Transcribed page data
══════

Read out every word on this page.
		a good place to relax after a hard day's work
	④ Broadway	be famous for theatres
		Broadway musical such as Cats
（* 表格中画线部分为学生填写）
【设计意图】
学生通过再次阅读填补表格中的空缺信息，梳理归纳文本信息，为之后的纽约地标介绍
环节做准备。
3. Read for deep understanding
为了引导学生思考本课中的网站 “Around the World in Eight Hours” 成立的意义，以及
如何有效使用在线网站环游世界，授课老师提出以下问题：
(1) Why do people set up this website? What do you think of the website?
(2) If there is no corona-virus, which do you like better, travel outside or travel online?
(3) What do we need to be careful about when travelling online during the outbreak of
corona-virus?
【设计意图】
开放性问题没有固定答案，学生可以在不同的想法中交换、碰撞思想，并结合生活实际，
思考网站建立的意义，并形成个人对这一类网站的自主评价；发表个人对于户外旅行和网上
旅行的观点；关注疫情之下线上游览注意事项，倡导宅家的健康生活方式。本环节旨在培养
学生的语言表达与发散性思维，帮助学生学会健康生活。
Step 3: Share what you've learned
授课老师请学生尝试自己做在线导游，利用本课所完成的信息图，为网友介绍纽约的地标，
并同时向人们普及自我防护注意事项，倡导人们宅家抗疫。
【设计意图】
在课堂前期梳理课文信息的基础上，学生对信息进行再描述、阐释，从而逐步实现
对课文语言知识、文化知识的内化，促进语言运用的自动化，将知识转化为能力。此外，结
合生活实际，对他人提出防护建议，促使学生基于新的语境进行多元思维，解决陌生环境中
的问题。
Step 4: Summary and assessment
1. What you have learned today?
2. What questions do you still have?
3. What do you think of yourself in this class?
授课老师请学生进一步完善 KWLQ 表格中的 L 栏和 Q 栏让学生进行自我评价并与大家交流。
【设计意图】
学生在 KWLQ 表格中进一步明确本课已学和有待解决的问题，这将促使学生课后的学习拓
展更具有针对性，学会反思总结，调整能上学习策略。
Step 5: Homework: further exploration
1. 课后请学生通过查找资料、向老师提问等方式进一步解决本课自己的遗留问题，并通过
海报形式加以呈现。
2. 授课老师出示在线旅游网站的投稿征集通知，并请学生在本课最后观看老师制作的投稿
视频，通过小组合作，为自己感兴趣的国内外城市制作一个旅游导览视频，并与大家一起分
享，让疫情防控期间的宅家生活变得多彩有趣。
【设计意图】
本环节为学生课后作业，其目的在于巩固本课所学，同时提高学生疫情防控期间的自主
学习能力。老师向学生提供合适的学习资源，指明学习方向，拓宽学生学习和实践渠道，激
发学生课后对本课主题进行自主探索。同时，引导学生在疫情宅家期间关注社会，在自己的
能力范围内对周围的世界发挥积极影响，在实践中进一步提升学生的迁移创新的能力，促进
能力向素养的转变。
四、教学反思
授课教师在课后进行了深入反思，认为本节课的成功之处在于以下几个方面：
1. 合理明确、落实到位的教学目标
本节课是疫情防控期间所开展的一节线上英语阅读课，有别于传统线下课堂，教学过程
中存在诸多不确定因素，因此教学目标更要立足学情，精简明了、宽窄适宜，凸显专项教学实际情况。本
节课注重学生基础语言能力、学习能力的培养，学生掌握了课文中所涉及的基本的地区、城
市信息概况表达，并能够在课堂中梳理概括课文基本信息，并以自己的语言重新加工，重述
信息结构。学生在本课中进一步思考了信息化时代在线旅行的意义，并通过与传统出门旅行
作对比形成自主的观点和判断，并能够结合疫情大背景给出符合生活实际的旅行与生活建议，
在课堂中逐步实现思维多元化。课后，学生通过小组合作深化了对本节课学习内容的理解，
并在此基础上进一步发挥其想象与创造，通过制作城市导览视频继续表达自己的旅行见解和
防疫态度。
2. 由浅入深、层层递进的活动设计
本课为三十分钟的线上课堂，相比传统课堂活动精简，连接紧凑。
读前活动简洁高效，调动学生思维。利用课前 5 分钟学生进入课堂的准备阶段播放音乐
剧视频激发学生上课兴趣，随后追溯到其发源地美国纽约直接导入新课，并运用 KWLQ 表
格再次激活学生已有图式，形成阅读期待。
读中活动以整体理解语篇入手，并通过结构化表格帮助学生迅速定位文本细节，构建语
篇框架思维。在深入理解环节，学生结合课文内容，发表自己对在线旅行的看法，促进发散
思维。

══════

• _What this task involves_:
The full set of records above must be retyped exactly.

• _Answer section_:
Read out every word on this page.
		a good place to relax after a hard day's work
	④ Broadway	be famous for theatres
		Broadway musical such as Cats
（* 表格中画线部分为学生填写）
【设计意图】
学生通过再次阅读填补表格中的空缺信息，梳理归纳文本信息，为之后的纽约地标介绍
环节做准备。
3. Read for deep understanding
为了引导学生思考本课中的网站 “Around the World in Eight Hours” 成立的意义，以及
如何有效使用在线网站环游世界，授课老师提出以下问题：
(1) Why do people set up this website? What do you think of the website?
(2) If there is no corona-virus, which do you like better, travel outside or travel online?
(3) What do we need to be careful about when travelling online during the outbreak of
corona-virus?
【设计意图】
开放性问题没有固定答案，学生可以在不同的想法中交换、碰撞思想，并结合生活实际，
思考网站建立的意义，并形成个人对这一类网站的自主评价；发表个人对于户外旅行和网上
旅行的观点；关注疫情之下线上游览注意事项，倡导宅家的健康生活方式。本环节旨在培养
学生的语言表达与发散性思维，帮助学生学会健康生活。
Step 3: Share what you've learned
授课老师请学生尝试自己做在线导游，利用本课所完成的信息图，为网友介绍纽约的地标，
并同时向人们普及自我防护注意事项，倡导人们宅家抗疫。
【设计意图】
在课堂前期梳理课文信息的基础上，学生对信息进行再描述、阐释，从而逐步实现
对课文语言知识、文化知识的内化，促进语言运用的自动化，将知识转化为能力。此外，结
合生活实际，对他人提出防护建议，促使学生基于新的语境进行多元思维，解决陌生环境中
的问题。
Step 4: Summary and assessment
1. What you have learned today?
2. What questions do you still have?
3. What do you think of yourself in this class?
授课老师请学生进一步完善 KWLQ 表格中的 L 栏和 Q 栏让学生进行自我评价并与大家交流。
【设计意图】
学生在 KWLQ 表格中进一步明确本课已学和有待解决的问题，这将促使学生课后的学习拓
展更具有针对性，学会反思总结，调整能上学习策略。
Step 5: Homework: further exploration
1. 课后请学生通过查找资料、向老师提问等方式进一步解决本课自己的遗留问题，并通过
海报形式加以呈现。
2. 授课老师出示在线旅游网站的投稿征集通知，并请学生在本课最后观看老师制作的投稿
视频，通过小组合作，为自己感兴趣的国内外城市制作一个旅游导览视频，并与大家一起分
享，让疫情防控期间的宅家生活变得多彩有趣。
【设计意图】
本环节为学生课后作业，其目的在于巩固本课所学，同时提高学生疫情防控期间的自主
学习能力。老师向学生提供合适的学习资源，指明学习方向，拓宽学生学习和实践渠道，激
发学生课后对本课主题进行自主探索。同时，引导学生在疫情宅家期间关注社会，在自己的
能力范围内对周围的世界发挥积极影响，在实践中进一步提升学生的迁移创新的能力，促进
能力向素养的转变。
四、教学反思
授课教师在课后进行了深入反思，认为本节课的成功之处在于以下几个方面：
1. 合理明确、落实到位的教学目标
本节课是疫情防控期间所开展的一节线上英语阅读课，有别于传统线下课堂，教学过程
中存在诸多不确定因素，因此教学目标更要立足学情，精简明了、宽窄适宜，凸显专项教学实际情况。本
节课注重学生基础语言能力、学习能力的培养，学生掌握了课文中所涉及的基本的地区、城
市信息概况表达，并能够在课堂中梳理概括课文基本信息，并以自己的语言重新加工，重述
信息结构。学生在本课中进一步思考了信息化时代在线旅行的意义，并通过与传统出门旅行
作对比形成自主的观点和判断，并能够结合疫情大背景给出符合生活实际的旅行与生活建议，
在课堂中逐步实现思维多元化。课后，学生通过小组合作深化了对本节课学习内容的理解，
并在此基础上进一步发挥其想象与创造，通过制作城市导览视频继续表达自己的旅行见解和
防疫态度。
2. 由浅入深、层层递进的活动设计
本课为三十分钟的线上课堂，相比传统课堂活动精简，连接紧凑。
读前活动简洁高效，调动学生思维。利用课前 5 分钟学生进入课堂的准备阶段播放音乐
剧视频激发学生上课兴趣，随后追溯到其发源地美国纽约直接导入新课，并运用 KWLQ 表
格再次激活学生已有图式，形成阅读期待。
读中活动以整体理解语篇入手，并通过结构化表格帮助学生迅速定位文本细节，构建语
篇框架思维。在深入理解环节，学生结合课文内容，发表自己对在线旅行的看法，促进发散
思维。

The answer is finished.